## DATA SUPPLIED
.....

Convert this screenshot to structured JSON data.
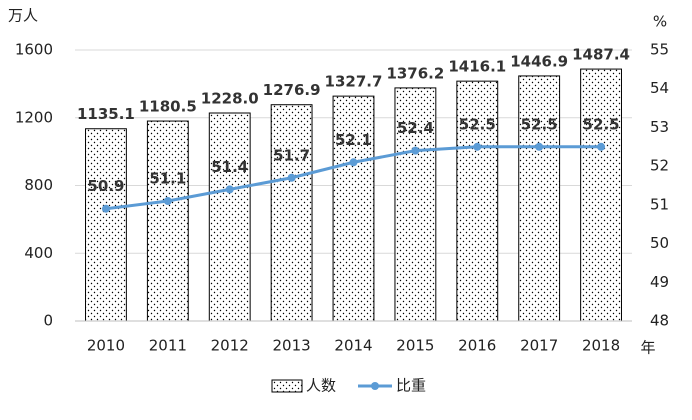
{
  "chart_data": {
    "type": "bar",
    "y_unit": "万人",
    "y2_unit": "%",
    "x_unit": "年",
    "categories": [
      "2010",
      "2011",
      "2012",
      "2013",
      "2014",
      "2015",
      "2016",
      "2017",
      "2018"
    ],
    "series": [
      {
        "name": "人数",
        "type": "bar",
        "color": "#000000",
        "values": [
          1135.1,
          1180.5,
          1228.0,
          1276.9,
          1327.7,
          1376.2,
          1416.1,
          1446.9,
          1487.4
        ],
        "value_labels": [
          "1135.1",
          "1180.5",
          "1228.0",
          "1276.9",
          "1327.7",
          "1376.2",
          "1416.1",
          "1446.9",
          "1487.4"
        ]
      },
      {
        "name": "比重",
        "type": "line",
        "axis": "y2",
        "color": "#5b9bd5",
        "values": [
          50.9,
          51.1,
          51.4,
          51.7,
          52.1,
          52.4,
          52.5,
          52.5,
          52.5
        ]
      }
    ],
    "ylim": [
      0,
      1600
    ],
    "yticks": [
      0,
      400,
      800,
      1200,
      1600
    ],
    "y2lim": [
      48,
      55
    ],
    "y2ticks": [
      48,
      49,
      50,
      51,
      52,
      53,
      54,
      55
    ],
    "grid": true
  }
}
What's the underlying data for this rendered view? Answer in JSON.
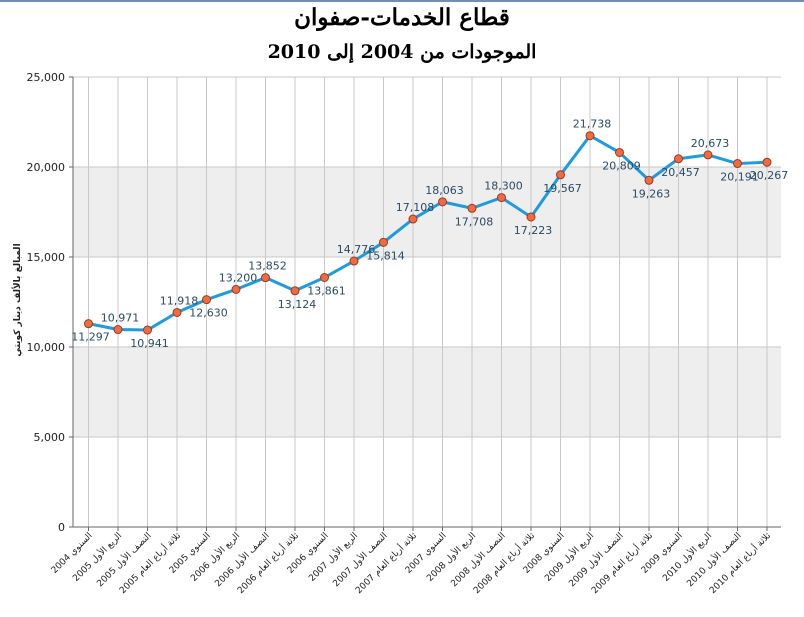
{
  "chart_data": {
    "type": "line",
    "title": "قطاع الخدمات-صفوان",
    "subtitle": "الموجودات من 2004 إلى 2010",
    "xlabel": "",
    "ylabel": "المبالغ بالألف دينار كويتي",
    "ylim": [
      0,
      25000
    ],
    "yticks": [
      "0",
      "5,000",
      "10,000",
      "15,000",
      "20,000",
      "25,000"
    ],
    "grid": true,
    "legend": "none",
    "categories": [
      "السنوي 2004",
      "الربع الأول 2005",
      "النصف الأول 2005",
      "ثلاثة أرباع العام 2005",
      "السنوي 2005",
      "الربع الأول 2006",
      "النصف الأول 2006",
      "ثلاثة أرباع العام 2006",
      "السنوي 2006",
      "الربع الأول 2007",
      "النصف الأول 2007",
      "ثلاثة أرباع العام 2007",
      "السنوي 2007",
      "الربع الأول 2008",
      "النصف الأول 2008",
      "ثلاثة أرباع العام 2008",
      "السنوي 2008",
      "الربع الأول 2009",
      "النصف الأول 2009",
      "ثلاثة أرباع العام 2009",
      "السنوي 2009",
      "الربع الأول 2010",
      "النصف الأول 2010",
      "ثلاثة أرباع العام 2010"
    ],
    "values": [
      11297,
      10971,
      10941,
      11918,
      12630,
      13200,
      13852,
      13124,
      13861,
      14776,
      15814,
      17108,
      18063,
      17708,
      18300,
      17223,
      19567,
      21738,
      20809,
      19263,
      20457,
      20673,
      20191,
      20267
    ],
    "data_labels": [
      "11,297",
      "10,971",
      "10,941",
      "11,918",
      "12,630",
      "13,200",
      "13,852",
      "13,124",
      "13,861",
      "14,776",
      "15,814",
      "17,108",
      "18,063",
      "17,708",
      "18,300",
      "17,223",
      "19,567",
      "21,738",
      "20,809",
      "19,263",
      "20,457",
      "20,673",
      "20,191",
      "20,267"
    ],
    "colors": {
      "line": "#1e9be0",
      "marker_fill": "#f26a3f",
      "marker_stroke": "#9a3a20",
      "label": "#2a4a66",
      "band": "#eeeeee",
      "grid": "#c8c8c8",
      "axis": "#666666"
    }
  }
}
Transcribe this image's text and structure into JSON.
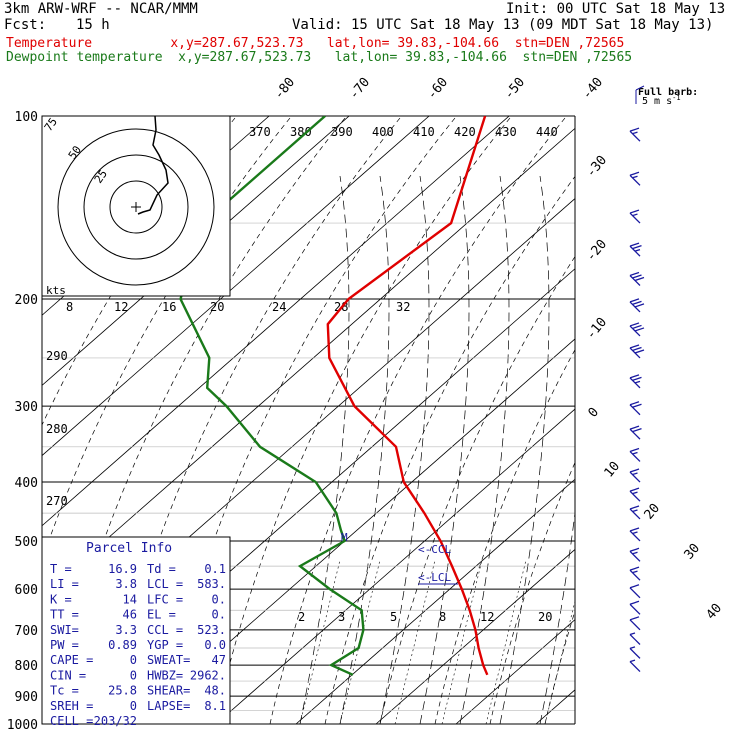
{
  "header": {
    "model": "3km ARW-WRF -- NCAR/MMM",
    "init": "Init: 00 UTC Sat 18 May 13",
    "fcst_label": "Fcst:",
    "fcst_value": "15 h",
    "valid": "Valid: 15 UTC Sat 18 May 13 (09 MDT Sat 18 May 13)",
    "line_temp": "Temperature          x,y=287.67,523.73   lat,lon= 39.83,-104.66  stn=DEN ,72565",
    "line_dew": "Dewpoint temperature  x,y=287.67,523.73   lat,lon= 39.83,-104.66  stn=DEN ,72565"
  },
  "colors": {
    "temperature": "#e00000",
    "dewpoint": "#1a7a1a",
    "wind_barb": "#1a1aa0"
  },
  "parcel_info": {
    "title": "Parcel Info",
    "rows": [
      [
        "T  =",
        "16.9",
        "Td  =",
        "0.1"
      ],
      [
        "LI =",
        "3.8",
        "LCL =",
        "583."
      ],
      [
        "K  =",
        "14",
        "LFC =",
        "0."
      ],
      [
        "TT =",
        "46",
        "EL  =",
        "0."
      ],
      [
        "SWI=",
        "3.3",
        "CCL =",
        "523."
      ],
      [
        "PW =",
        "0.89",
        "YGP =",
        "0.0"
      ],
      [
        "CAPE =",
        "0",
        "SWEAT=",
        "47"
      ],
      [
        "CIN  =",
        "0",
        "HWBZ=",
        "2962."
      ],
      [
        "Tc =",
        "25.8",
        "SHEAR=",
        "48."
      ],
      [
        "SREH =",
        "0",
        "LAPSE=",
        "8.1"
      ],
      [
        "CELL =",
        "203/32",
        "",
        ""
      ]
    ]
  },
  "hodograph": {
    "ring_labels": [
      "75",
      "50",
      "25"
    ],
    "kts_label": "kts"
  },
  "wind_legend": {
    "line1": "Full barb:",
    "line2": "5 m s",
    "exponent": "-1"
  },
  "chart_data": {
    "type": "line",
    "title": "",
    "pressure_levels": [
      100,
      200,
      300,
      400,
      500,
      600,
      700,
      800,
      900,
      1000
    ],
    "temperature_ticks": [
      -80,
      -70,
      -60,
      -50,
      -40,
      -30,
      -20,
      -10,
      0,
      10,
      20,
      30,
      40
    ],
    "theta_e_labels": [
      370,
      380,
      390,
      400,
      410,
      420,
      430,
      440
    ],
    "theta_e_top_labels": [
      8,
      12,
      16,
      20,
      24,
      28,
      32
    ],
    "mixing_ratio_labels": [
      2,
      3,
      5,
      8,
      12,
      20
    ],
    "dry_adiabat_labels": [
      290,
      280,
      270
    ],
    "annotations": {
      "ccl": "CCL",
      "lcl": "LCL",
      "m": "M"
    },
    "series": [
      {
        "name": "Temperature",
        "pressure": [
          100,
          150,
          200,
          220,
          250,
          300,
          350,
          400,
          450,
          500,
          550,
          600,
          650,
          700,
          750,
          800,
          830
        ],
        "temperature": [
          -63,
          -52,
          -54,
          -53,
          -48,
          -38,
          -27,
          -21,
          -14,
          -8,
          -3,
          1.5,
          5.5,
          9,
          12,
          15,
          16.9
        ]
      },
      {
        "name": "Dewpoint temperature",
        "pressure": [
          100,
          150,
          200,
          250,
          280,
          300,
          350,
          400,
          450,
          480,
          500,
          550,
          600,
          650,
          700,
          750,
          800,
          830
        ],
        "temperature": [
          -83,
          -83,
          -75,
          -63,
          -59,
          -54,
          -44,
          -32,
          -25,
          -22,
          -20,
          -22,
          -15,
          -8,
          -5,
          -3,
          -4,
          0.1
        ]
      }
    ],
    "wind_barbs": [
      {
        "p": 110,
        "barbs": 1.5
      },
      {
        "p": 130,
        "barbs": 1.5
      },
      {
        "p": 150,
        "barbs": 1.5
      },
      {
        "p": 170,
        "barbs": 2.5
      },
      {
        "p": 190,
        "barbs": 3
      },
      {
        "p": 210,
        "barbs": 3
      },
      {
        "p": 230,
        "barbs": 3
      },
      {
        "p": 250,
        "barbs": 3
      },
      {
        "p": 280,
        "barbs": 2.5
      },
      {
        "p": 310,
        "barbs": 2
      },
      {
        "p": 340,
        "barbs": 2
      },
      {
        "p": 370,
        "barbs": 1.5
      },
      {
        "p": 400,
        "barbs": 1.5
      },
      {
        "p": 430,
        "barbs": 1.5
      },
      {
        "p": 460,
        "barbs": 1.5
      },
      {
        "p": 500,
        "barbs": 1.5
      },
      {
        "p": 540,
        "barbs": 1.5
      },
      {
        "p": 580,
        "barbs": 1.5
      },
      {
        "p": 620,
        "barbs": 1
      },
      {
        "p": 660,
        "barbs": 1
      },
      {
        "p": 700,
        "barbs": 1
      },
      {
        "p": 740,
        "barbs": 0.5
      },
      {
        "p": 780,
        "barbs": 0.5
      },
      {
        "p": 820,
        "barbs": 0.5
      }
    ]
  }
}
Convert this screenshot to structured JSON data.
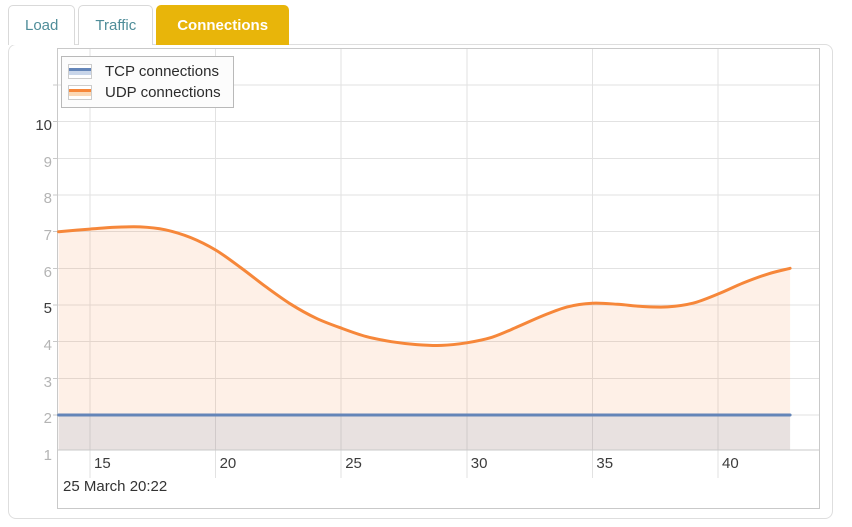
{
  "tabs": [
    {
      "label": "Load",
      "active": false
    },
    {
      "label": "Traffic",
      "active": false
    },
    {
      "label": "Connections",
      "active": true
    }
  ],
  "colors": {
    "active_tab_bg": "#e8b50a",
    "active_tab_text": "#ffffff",
    "tab_text": "#4f8d99",
    "grid": "#e2e2e2",
    "axis_border": "#c9c9c9",
    "tick_label_strong": "#3c3c3c",
    "tick_label_dim": "#b4b4b4"
  },
  "chart_data": {
    "type": "area",
    "title": "",
    "xlabel": "",
    "ylabel": "",
    "xlim": [
      13.7,
      44.0
    ],
    "ylim": [
      0,
      11
    ],
    "grid": true,
    "legend_position": "top-left",
    "footer_timestamp": "25 March 20:22",
    "x_axis": {
      "ticks": [
        15,
        20,
        25,
        30,
        35,
        40
      ],
      "emphasized": []
    },
    "y_axis": {
      "ticks": [
        1,
        2,
        3,
        4,
        5,
        6,
        7,
        8,
        9,
        10
      ],
      "emphasized": [
        5,
        10
      ]
    },
    "series": [
      {
        "name": "TCP connections",
        "color": "#6485b8",
        "fill_rgba": "rgba(100,133,184,0.14)",
        "swatch_fill": "#c9d6ea",
        "points": [
          [
            13.75,
            1
          ],
          [
            42.87,
            1
          ]
        ]
      },
      {
        "name": "UDP connections",
        "color": "#f6873a",
        "fill_rgba": "rgba(246,135,58,0.12)",
        "swatch_fill": "#fbd8b5",
        "points": [
          [
            13.75,
            6.0
          ],
          [
            15,
            6.07
          ],
          [
            16,
            6.12
          ],
          [
            17,
            6.13
          ],
          [
            18,
            6.05
          ],
          [
            19,
            5.84
          ],
          [
            20,
            5.5
          ],
          [
            21,
            5.02
          ],
          [
            22,
            4.5
          ],
          [
            23,
            4.02
          ],
          [
            24,
            3.64
          ],
          [
            25,
            3.37
          ],
          [
            26,
            3.14
          ],
          [
            27,
            3.0
          ],
          [
            28,
            2.92
          ],
          [
            29,
            2.9
          ],
          [
            30,
            2.97
          ],
          [
            31,
            3.12
          ],
          [
            32,
            3.4
          ],
          [
            33,
            3.7
          ],
          [
            34,
            3.95
          ],
          [
            35,
            4.05
          ],
          [
            36,
            4.02
          ],
          [
            37,
            3.96
          ],
          [
            38,
            3.95
          ],
          [
            39,
            4.05
          ],
          [
            40,
            4.3
          ],
          [
            41,
            4.6
          ],
          [
            42,
            4.85
          ],
          [
            42.87,
            5.0
          ]
        ]
      }
    ]
  }
}
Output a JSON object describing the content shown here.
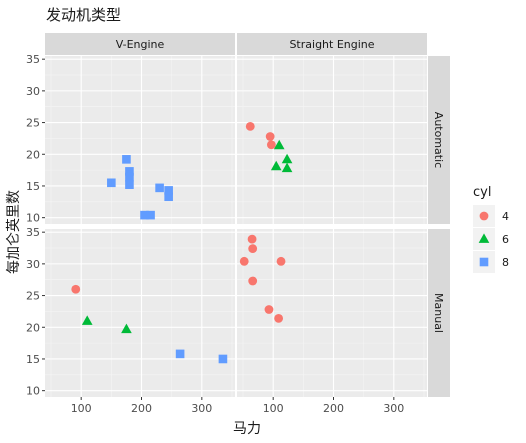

.....

## EXERCISE DIRECTIONS
Return each line with "الربع".

## THE OUTPUT
      "الربع الأول 2005",
      "الربع الأول 2006",
      "الربع الأول 2007",
      "الربع الأول 2008",
      "الربع الأول 2009",
      "الربع الأول 2010",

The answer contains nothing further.